= Exercise brief =
Keep only the lines that hold the string "здоровом", filtering out the rest of the entries below.

= Listed records =
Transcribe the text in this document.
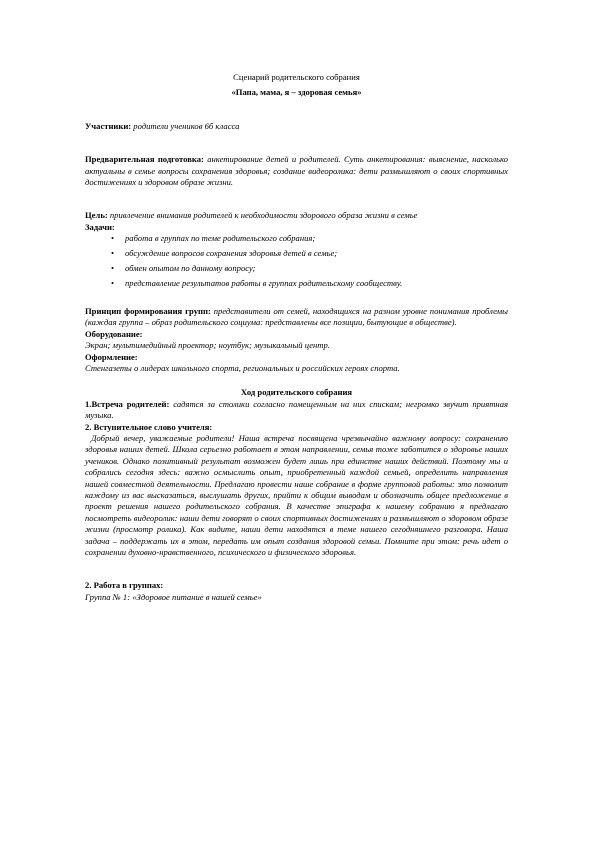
Сценарий родительского собрания
«Папа, мама, я – здоровая семья»

Участники: родители учеников 6б класса

Предварительная подготовка: анкетирование детей и родителей. Суть анкетирования: выяснение, насколько актуальны в семье вопросы сохранения здоровья; создание видеоролика: дети размышляют о своих спортивных достижениях и здоровом образе жизни.

Цель: привлечение внимания родителей к необходимости здорового образа жизни в семье

Задачи:

• работа в группах по теме родительского собрания;
• обсуждение вопросов сохранения здоровья детей в семье;
• обмен опытом по данному вопросу;
• представление результатов работы в группах родительскому сообществу.

Принцип формирования групп: представители от семей, находящихся на разном уровне понимания проблемы (каждая группа – образ родительского социума: представлены все позиции, бытующие в обществе).

Оборудование:

Экран; мультимедийный проектор; ноутбук; музыкальный центр.

Оформление:

Стенгазеты о лидерах школьного спорта, региональных и российских героях спорта.

Ход родительского собрания

1.Встреча родителей: садятся за столики согласно помещенным на них спискам; негромко звучит приятная музыка.

2. Вступительное слово учителя:

Добрый вечер, уважаемые родители! Наша встреча посвящена чрезвычайно важному вопросу: сохранению здоровья наших детей. Школа серьезно работает в этом направлении, семья тоже заботится о здоровье наших учеников. Однако позитивный результат возможен будет лишь при единстве наших действий. Поэтому мы и собрались сегодня здесь: важно осмыслить опыт, приобретенный каждой семьей, определить направления нашей совместной деятельности. Предлагаю провести наше собрание в форме групповой работы: это позволит каждому из вас высказаться, выслушать других, прийти к общим выводам и обозначить общее предложение в проект решения нашего родительского собрания. В качестве эпиграфа к нашему собранию я предлагаю посмотреть видеоролик: наши дети говорят о своих спортивных достижениях и размышляют о здоровом образе жизни (просмотр ролика). Как видите, наши дети находятся в теме нашего сегодняшнего разговора. Наша задача – поддержать их в этом, передать им опыт создания здоровой семьи. Помните при этом: речь идет о сохранении духовно-нравственного, психического и физического здоровья.

2. Работа в группах:

Группа № 1: «Здоровое питание в нашей семье»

= Solution to the problem =
Предварительная подготовка: анкетирование детей и родителей. Суть анкетирования: выяснение, насколько актуальны в семье вопросы сохранения здоровья; создание видеоролика: дети размышляют о своих спортивных достижениях и здоровом образе жизни.
Добрый вечер, уважаемые родители! Наша встреча посвящена чрезвычайно важному вопросу: сохранению здоровья наших детей. Школа серьезно работает в этом направлении, семья тоже заботится о здоровье наших учеников. Однако позитивный результат возможен будет лишь при единстве наших действий. Поэтому мы и собрались сегодня здесь: важно осмыслить опыт, приобретенный каждой семьей, определить направления нашей совместной деятельности. Предлагаю провести наше собрание в форме групповой работы: это позволит каждому из вас высказаться, выслушать других, прийти к общим выводам и обозначить общее предложение в проект решения нашего родительского собрания. В качестве эпиграфа к нашему собранию я предлагаю посмотреть видеоролик: наши дети говорят о своих спортивных достижениях и размышляют о здоровом образе жизни (просмотр ролика). Как видите, наши дети находятся в теме нашего сегодняшнего разговора. Наша задача – поддержать их в этом, передать им опыт создания здоровой семьи. Помните при этом: речь идет о сохранении духовно-нравственного, психического и физического здоровья.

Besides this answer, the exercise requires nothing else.